THE PROBLEM | Extract the full set of records, then give each one again exactly.

MATERIALS PROVIDED |
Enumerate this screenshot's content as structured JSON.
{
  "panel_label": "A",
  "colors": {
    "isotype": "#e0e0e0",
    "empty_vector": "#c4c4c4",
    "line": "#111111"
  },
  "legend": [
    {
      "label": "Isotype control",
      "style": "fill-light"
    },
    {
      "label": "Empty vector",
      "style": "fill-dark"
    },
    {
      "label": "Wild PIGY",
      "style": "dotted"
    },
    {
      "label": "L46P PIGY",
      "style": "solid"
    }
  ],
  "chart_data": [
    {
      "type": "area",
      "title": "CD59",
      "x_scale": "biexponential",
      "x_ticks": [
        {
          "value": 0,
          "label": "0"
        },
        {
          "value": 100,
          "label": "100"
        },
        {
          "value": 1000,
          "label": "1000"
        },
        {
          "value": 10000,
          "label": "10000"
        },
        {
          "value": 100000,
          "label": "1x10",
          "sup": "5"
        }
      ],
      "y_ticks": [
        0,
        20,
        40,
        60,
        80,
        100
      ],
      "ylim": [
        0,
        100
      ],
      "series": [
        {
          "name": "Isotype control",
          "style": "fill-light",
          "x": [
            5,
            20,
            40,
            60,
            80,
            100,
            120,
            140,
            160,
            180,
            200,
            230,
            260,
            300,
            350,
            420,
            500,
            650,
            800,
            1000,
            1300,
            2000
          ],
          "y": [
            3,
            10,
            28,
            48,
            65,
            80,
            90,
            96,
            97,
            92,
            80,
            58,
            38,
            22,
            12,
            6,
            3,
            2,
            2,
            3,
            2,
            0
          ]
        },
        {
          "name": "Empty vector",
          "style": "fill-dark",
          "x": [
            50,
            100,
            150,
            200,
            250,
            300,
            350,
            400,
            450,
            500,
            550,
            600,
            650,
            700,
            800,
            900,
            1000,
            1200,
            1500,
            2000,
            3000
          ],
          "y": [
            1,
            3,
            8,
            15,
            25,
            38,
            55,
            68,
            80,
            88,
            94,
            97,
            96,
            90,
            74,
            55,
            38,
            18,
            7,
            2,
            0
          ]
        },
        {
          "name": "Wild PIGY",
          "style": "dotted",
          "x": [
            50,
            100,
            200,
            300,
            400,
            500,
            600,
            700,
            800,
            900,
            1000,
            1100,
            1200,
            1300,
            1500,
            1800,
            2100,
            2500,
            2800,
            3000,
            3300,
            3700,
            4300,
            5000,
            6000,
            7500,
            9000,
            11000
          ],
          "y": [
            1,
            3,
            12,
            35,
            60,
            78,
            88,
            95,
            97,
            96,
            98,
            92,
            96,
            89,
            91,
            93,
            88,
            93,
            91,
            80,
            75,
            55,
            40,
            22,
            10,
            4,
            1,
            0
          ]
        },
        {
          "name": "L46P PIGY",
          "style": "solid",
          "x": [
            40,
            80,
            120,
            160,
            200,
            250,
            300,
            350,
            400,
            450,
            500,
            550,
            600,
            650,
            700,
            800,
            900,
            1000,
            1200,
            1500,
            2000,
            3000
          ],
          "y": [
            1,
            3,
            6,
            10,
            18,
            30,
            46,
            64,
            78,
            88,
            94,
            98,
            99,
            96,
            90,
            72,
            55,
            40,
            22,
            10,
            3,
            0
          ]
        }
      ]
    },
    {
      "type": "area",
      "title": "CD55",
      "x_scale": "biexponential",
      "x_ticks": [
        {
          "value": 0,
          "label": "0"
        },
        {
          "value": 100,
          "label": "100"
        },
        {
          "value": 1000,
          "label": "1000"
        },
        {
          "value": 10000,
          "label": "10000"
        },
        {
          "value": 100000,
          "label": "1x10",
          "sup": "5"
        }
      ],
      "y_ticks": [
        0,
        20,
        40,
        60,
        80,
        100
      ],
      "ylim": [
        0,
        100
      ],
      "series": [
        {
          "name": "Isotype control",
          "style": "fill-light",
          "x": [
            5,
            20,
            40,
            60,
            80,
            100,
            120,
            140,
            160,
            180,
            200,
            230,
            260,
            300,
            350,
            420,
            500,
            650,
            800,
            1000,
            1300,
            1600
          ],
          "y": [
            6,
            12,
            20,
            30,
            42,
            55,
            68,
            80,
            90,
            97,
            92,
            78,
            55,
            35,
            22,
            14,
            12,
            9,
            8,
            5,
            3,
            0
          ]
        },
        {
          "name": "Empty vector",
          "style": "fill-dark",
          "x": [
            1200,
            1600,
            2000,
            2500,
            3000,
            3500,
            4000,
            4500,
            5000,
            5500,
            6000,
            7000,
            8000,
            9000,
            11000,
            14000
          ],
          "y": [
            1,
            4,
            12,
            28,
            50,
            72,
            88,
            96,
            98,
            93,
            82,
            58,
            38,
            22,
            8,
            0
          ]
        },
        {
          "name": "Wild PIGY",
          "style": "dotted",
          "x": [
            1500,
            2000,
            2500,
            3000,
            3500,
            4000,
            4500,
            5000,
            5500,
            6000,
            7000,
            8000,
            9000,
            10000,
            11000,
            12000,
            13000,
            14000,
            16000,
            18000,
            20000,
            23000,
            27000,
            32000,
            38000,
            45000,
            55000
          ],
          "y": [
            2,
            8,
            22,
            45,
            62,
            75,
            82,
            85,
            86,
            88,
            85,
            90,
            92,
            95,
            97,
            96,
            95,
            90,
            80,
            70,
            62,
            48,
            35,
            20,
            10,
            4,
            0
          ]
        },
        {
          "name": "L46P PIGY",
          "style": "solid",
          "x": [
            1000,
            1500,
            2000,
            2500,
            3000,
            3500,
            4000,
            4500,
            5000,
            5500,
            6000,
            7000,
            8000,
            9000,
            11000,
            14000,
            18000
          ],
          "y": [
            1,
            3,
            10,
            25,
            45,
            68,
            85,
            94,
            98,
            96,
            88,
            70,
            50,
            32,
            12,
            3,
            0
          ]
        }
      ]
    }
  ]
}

SOLUTION TO THE PROBLEM |
Enumerate this screenshot's content as structured JSON.
{
  "panel_label": "A",
  "colors": {
    "isotype": "#e0e0e0",
    "empty_vector": "#c4c4c4",
    "line": "#111111"
  },
  "legend": [
    {
      "label": "Isotype control",
      "style": "fill-light"
    },
    {
      "label": "Empty vector",
      "style": "fill-dark"
    },
    {
      "label": "Wild PIGY",
      "style": "dotted"
    },
    {
      "label": "L46P PIGY",
      "style": "solid"
    }
  ],
  "chart_data": [
    {
      "type": "area",
      "title": "CD59",
      "x_scale": "biexponential",
      "x_ticks": [
        {
          "value": 0,
          "label": "0"
        },
        {
          "value": 100,
          "label": "100"
        },
        {
          "value": 1000,
          "label": "1000"
        },
        {
          "value": 10000,
          "label": "10000"
        },
        {
          "value": 100000,
          "label": "1x10",
          "sup": "5"
        }
      ],
      "y_ticks": [
        0,
        20,
        40,
        60,
        80,
        100
      ],
      "ylim": [
        0,
        100
      ],
      "series": [
        {
          "name": "Isotype control",
          "style": "fill-light",
          "x": [
            5,
            20,
            40,
            60,
            80,
            100,
            120,
            140,
            160,
            180,
            200,
            230,
            260,
            300,
            350,
            420,
            500,
            650,
            800,
            1000,
            1300,
            2000
          ],
          "y": [
            3,
            10,
            28,
            48,
            65,
            80,
            90,
            96,
            97,
            92,
            80,
            58,
            38,
            22,
            12,
            6,
            3,
            2,
            2,
            3,
            2,
            0
          ]
        },
        {
          "name": "Empty vector",
          "style": "fill-dark",
          "x": [
            50,
            100,
            150,
            200,
            250,
            300,
            350,
            400,
            450,
            500,
            550,
            600,
            650,
            700,
            800,
            900,
            1000,
            1200,
            1500,
            2000,
            3000
          ],
          "y": [
            1,
            3,
            8,
            15,
            25,
            38,
            55,
            68,
            80,
            88,
            94,
            97,
            96,
            90,
            74,
            55,
            38,
            18,
            7,
            2,
            0
          ]
        },
        {
          "name": "Wild PIGY",
          "style": "dotted",
          "x": [
            50,
            100,
            200,
            300,
            400,
            500,
            600,
            700,
            800,
            900,
            1000,
            1100,
            1200,
            1300,
            1500,
            1800,
            2100,
            2500,
            2800,
            3000,
            3300,
            3700,
            4300,
            5000,
            6000,
            7500,
            9000,
            11000
          ],
          "y": [
            1,
            3,
            12,
            35,
            60,
            78,
            88,
            95,
            97,
            96,
            98,
            92,
            96,
            89,
            91,
            93,
            88,
            93,
            91,
            80,
            75,
            55,
            40,
            22,
            10,
            4,
            1,
            0
          ]
        },
        {
          "name": "L46P PIGY",
          "style": "solid",
          "x": [
            40,
            80,
            120,
            160,
            200,
            250,
            300,
            350,
            400,
            450,
            500,
            550,
            600,
            650,
            700,
            800,
            900,
            1000,
            1200,
            1500,
            2000,
            3000
          ],
          "y": [
            1,
            3,
            6,
            10,
            18,
            30,
            46,
            64,
            78,
            88,
            94,
            98,
            99,
            96,
            90,
            72,
            55,
            40,
            22,
            10,
            3,
            0
          ]
        }
      ]
    },
    {
      "type": "area",
      "title": "CD55",
      "x_scale": "biexponential",
      "x_ticks": [
        {
          "value": 0,
          "label": "0"
        },
        {
          "value": 100,
          "label": "100"
        },
        {
          "value": 1000,
          "label": "1000"
        },
        {
          "value": 10000,
          "label": "10000"
        },
        {
          "value": 100000,
          "label": "1x10",
          "sup": "5"
        }
      ],
      "y_ticks": [
        0,
        20,
        40,
        60,
        80,
        100
      ],
      "ylim": [
        0,
        100
      ],
      "series": [
        {
          "name": "Isotype control",
          "style": "fill-light",
          "x": [
            5,
            20,
            40,
            60,
            80,
            100,
            120,
            140,
            160,
            180,
            200,
            230,
            260,
            300,
            350,
            420,
            500,
            650,
            800,
            1000,
            1300,
            1600
          ],
          "y": [
            6,
            12,
            20,
            30,
            42,
            55,
            68,
            80,
            90,
            97,
            92,
            78,
            55,
            35,
            22,
            14,
            12,
            9,
            8,
            5,
            3,
            0
          ]
        },
        {
          "name": "Empty vector",
          "style": "fill-dark",
          "x": [
            1200,
            1600,
            2000,
            2500,
            3000,
            3500,
            4000,
            4500,
            5000,
            5500,
            6000,
            7000,
            8000,
            9000,
            11000,
            14000
          ],
          "y": [
            1,
            4,
            12,
            28,
            50,
            72,
            88,
            96,
            98,
            93,
            82,
            58,
            38,
            22,
            8,
            0
          ]
        },
        {
          "name": "Wild PIGY",
          "style": "dotted",
          "x": [
            1500,
            2000,
            2500,
            3000,
            3500,
            4000,
            4500,
            5000,
            5500,
            6000,
            7000,
            8000,
            9000,
            10000,
            11000,
            12000,
            13000,
            14000,
            16000,
            18000,
            20000,
            23000,
            27000,
            32000,
            38000,
            45000,
            55000
          ],
          "y": [
            2,
            8,
            22,
            45,
            62,
            75,
            82,
            85,
            86,
            88,
            85,
            90,
            92,
            95,
            97,
            96,
            95,
            90,
            80,
            70,
            62,
            48,
            35,
            20,
            10,
            4,
            0
          ]
        },
        {
          "name": "L46P PIGY",
          "style": "solid",
          "x": [
            1000,
            1500,
            2000,
            2500,
            3000,
            3500,
            4000,
            4500,
            5000,
            5500,
            6000,
            7000,
            8000,
            9000,
            11000,
            14000,
            18000
          ],
          "y": [
            1,
            3,
            10,
            25,
            45,
            68,
            85,
            94,
            98,
            96,
            88,
            70,
            50,
            32,
            12,
            3,
            0
          ]
        }
      ]
    }
  ]
}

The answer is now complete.